● GOAL: Your job is to restate each entry word for word.

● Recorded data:
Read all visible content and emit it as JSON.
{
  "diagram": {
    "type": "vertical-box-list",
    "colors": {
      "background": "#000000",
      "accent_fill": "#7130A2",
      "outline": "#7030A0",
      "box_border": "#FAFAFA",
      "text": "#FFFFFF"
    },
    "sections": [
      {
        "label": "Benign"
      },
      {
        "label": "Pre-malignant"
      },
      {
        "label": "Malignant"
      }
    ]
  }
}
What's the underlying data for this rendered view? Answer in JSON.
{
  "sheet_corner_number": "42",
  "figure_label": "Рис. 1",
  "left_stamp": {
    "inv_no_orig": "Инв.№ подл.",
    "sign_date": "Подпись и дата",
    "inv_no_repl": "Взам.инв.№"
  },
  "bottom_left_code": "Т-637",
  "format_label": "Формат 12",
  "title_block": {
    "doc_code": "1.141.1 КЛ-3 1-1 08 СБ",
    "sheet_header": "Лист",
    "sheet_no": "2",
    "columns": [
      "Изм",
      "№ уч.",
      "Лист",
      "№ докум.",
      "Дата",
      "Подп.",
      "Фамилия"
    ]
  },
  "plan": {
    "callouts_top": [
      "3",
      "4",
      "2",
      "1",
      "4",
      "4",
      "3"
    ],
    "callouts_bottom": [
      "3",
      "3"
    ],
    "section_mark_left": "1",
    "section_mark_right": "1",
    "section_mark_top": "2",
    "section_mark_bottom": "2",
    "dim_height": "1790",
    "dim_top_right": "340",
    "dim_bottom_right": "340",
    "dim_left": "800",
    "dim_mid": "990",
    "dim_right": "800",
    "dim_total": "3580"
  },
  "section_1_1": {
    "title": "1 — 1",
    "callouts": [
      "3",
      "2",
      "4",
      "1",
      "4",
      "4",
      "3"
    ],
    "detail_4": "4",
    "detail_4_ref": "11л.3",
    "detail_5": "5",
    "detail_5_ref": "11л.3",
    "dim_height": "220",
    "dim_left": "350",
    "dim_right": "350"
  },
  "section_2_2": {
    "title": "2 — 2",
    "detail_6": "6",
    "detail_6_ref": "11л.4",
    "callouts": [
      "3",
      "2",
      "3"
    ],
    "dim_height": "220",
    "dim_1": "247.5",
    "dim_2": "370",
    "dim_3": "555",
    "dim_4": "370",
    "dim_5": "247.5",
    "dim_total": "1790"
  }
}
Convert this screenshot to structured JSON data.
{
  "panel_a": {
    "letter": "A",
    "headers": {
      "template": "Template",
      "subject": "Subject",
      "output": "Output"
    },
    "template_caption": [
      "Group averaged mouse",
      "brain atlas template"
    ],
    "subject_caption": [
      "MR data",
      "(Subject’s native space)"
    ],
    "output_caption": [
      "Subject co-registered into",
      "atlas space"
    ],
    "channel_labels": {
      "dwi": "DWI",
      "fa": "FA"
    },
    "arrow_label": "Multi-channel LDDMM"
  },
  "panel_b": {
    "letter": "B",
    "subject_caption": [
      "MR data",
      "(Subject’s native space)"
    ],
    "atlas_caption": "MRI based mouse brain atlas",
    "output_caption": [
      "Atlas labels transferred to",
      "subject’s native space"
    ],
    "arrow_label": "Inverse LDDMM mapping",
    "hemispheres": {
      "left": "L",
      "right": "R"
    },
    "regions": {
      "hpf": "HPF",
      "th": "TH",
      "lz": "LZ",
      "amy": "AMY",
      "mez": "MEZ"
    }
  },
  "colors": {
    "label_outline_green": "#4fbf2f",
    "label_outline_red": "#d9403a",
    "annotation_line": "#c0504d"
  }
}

● TASK ANSWER:
Read all visible content and emit it as JSON.
{
  "diagram": {
    "type": "vertical-box-list",
    "colors": {
      "background": "#000000",
      "accent_fill": "#7130A2",
      "outline": "#7030A0",
      "box_border": "#FAFAFA",
      "text": "#FFFFFF"
    },
    "sections": [
      {
        "label": "Benign"
      },
      {
        "label": "Pre-malignant"
      },
      {
        "label": "Malignant"
      }
    ]
  }
}
What's the underlying data for this rendered view? Answer in JSON.
{
  "sheet_corner_number": "42",
  "figure_label": "Рис. 1",
  "left_stamp": {
    "inv_no_orig": "Инв.№ подл.",
    "sign_date": "Подпись и дата",
    "inv_no_repl": "Взам.инв.№"
  },
  "bottom_left_code": "Т-637",
  "format_label": "Формат 12",
  "title_block": {
    "doc_code": "1.141.1 КЛ-3 1-1 08 СБ",
    "sheet_header": "Лист",
    "sheet_no": "2",
    "columns": [
      "Изм",
      "№ уч.",
      "Лист",
      "№ докум.",
      "Дата",
      "Подп.",
      "Фамилия"
    ]
  },
  "plan": {
    "callouts_top": [
      "3",
      "4",
      "2",
      "1",
      "4",
      "4",
      "3"
    ],
    "callouts_bottom": [
      "3",
      "3"
    ],
    "section_mark_left": "1",
    "section_mark_right": "1",
    "section_mark_top": "2",
    "section_mark_bottom": "2",
    "dim_height": "1790",
    "dim_top_right": "340",
    "dim_bottom_right": "340",
    "dim_left": "800",
    "dim_mid": "990",
    "dim_right": "800",
    "dim_total": "3580"
  },
  "section_1_1": {
    "title": "1 — 1",
    "callouts": [
      "3",
      "2",
      "4",
      "1",
      "4",
      "4",
      "3"
    ],
    "detail_4": "4",
    "detail_4_ref": "11л.3",
    "detail_5": "5",
    "detail_5_ref": "11л.3",
    "dim_height": "220",
    "dim_left": "350",
    "dim_right": "350"
  },
  "section_2_2": {
    "title": "2 — 2",
    "detail_6": "6",
    "detail_6_ref": "11л.4",
    "callouts": [
      "3",
      "2",
      "3"
    ],
    "dim_height": "220",
    "dim_1": "247.5",
    "dim_2": "370",
    "dim_3": "555",
    "dim_4": "370",
    "dim_5": "247.5",
    "dim_total": "1790"
  }
}
Convert this screenshot to structured JSON data.
{
  "panel_a": {
    "letter": "A",
    "headers": {
      "template": "Template",
      "subject": "Subject",
      "output": "Output"
    },
    "template_caption": [
      "Group averaged mouse",
      "brain atlas template"
    ],
    "subject_caption": [
      "MR data",
      "(Subject’s native space)"
    ],
    "output_caption": [
      "Subject co-registered into",
      "atlas space"
    ],
    "channel_labels": {
      "dwi": "DWI",
      "fa": "FA"
    },
    "arrow_label": "Multi-channel LDDMM"
  },
  "panel_b": {
    "letter": "B",
    "subject_caption": [
      "MR data",
      "(Subject’s native space)"
    ],
    "atlas_caption": "MRI based mouse brain atlas",
    "output_caption": [
      "Atlas labels transferred to",
      "subject’s native space"
    ],
    "arrow_label": "Inverse LDDMM mapping",
    "hemispheres": {
      "left": "L",
      "right": "R"
    },
    "regions": {
      "hpf": "HPF",
      "th": "TH",
      "lz": "LZ",
      "amy": "AMY",
      "mez": "MEZ"
    }
  },
  "colors": {
    "label_outline_green": "#4fbf2f",
    "label_outline_red": "#d9403a",
    "annotation_line": "#c0504d"
  }
}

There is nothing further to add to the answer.